*EXERCISE PROMPT*. Check every line of the entries for "target", and copy the lines that hold it.

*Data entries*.
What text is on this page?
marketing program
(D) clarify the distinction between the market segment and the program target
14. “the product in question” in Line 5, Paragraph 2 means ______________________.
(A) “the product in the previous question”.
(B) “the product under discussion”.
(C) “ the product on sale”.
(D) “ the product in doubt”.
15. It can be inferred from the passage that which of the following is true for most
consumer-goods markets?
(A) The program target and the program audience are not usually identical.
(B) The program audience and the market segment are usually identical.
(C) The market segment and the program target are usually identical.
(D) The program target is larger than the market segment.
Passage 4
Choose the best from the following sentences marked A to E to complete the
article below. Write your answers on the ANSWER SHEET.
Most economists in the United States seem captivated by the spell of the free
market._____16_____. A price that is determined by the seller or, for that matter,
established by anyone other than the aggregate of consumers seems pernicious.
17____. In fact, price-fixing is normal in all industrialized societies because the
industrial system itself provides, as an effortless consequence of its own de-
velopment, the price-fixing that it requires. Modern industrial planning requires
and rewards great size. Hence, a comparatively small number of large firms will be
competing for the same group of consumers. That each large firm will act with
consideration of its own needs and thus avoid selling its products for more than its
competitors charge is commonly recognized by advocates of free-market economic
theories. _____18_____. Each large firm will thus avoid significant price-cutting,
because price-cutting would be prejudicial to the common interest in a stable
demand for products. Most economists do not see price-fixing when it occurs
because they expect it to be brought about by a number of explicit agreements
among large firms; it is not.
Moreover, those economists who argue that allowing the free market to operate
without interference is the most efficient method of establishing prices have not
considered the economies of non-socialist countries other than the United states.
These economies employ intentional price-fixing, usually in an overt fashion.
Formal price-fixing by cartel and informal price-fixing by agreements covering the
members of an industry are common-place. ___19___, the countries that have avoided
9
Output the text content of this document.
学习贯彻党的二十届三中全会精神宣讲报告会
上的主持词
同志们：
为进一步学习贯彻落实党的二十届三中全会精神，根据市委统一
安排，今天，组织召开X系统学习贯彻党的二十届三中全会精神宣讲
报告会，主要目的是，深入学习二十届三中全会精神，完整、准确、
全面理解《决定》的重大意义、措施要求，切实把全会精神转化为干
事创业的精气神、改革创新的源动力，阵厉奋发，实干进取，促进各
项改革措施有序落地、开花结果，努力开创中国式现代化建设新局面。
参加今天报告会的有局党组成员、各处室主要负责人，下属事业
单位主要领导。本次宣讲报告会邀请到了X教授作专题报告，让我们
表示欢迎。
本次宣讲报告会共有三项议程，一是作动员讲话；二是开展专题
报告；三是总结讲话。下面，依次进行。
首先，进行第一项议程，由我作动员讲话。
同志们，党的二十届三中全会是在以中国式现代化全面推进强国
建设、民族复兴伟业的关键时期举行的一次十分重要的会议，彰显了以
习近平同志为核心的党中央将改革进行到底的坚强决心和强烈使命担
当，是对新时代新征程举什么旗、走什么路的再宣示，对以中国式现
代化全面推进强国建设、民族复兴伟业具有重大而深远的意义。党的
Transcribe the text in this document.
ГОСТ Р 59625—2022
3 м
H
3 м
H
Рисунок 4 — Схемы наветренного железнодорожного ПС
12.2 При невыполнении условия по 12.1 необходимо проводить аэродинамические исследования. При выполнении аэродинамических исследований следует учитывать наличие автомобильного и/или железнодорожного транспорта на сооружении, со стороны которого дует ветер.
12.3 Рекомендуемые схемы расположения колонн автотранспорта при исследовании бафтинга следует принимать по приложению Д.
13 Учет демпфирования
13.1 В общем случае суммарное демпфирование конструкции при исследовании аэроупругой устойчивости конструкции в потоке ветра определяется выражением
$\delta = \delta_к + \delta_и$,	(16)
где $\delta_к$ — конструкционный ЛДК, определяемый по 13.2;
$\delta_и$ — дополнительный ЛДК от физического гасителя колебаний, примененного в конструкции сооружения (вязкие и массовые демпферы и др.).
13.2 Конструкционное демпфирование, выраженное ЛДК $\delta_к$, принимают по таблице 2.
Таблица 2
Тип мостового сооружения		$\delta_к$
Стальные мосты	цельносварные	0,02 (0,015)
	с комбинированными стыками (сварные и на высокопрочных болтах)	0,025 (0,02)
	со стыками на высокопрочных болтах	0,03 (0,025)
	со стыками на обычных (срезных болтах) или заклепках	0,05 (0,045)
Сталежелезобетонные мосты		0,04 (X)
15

*RESULT*.
(D) clarify the distinction between the market segment and the program target
(A) The program target and the program audience are not usually identical.
(C) The market segment and the program target are usually identical.
(D) The program target is larger than the market segment.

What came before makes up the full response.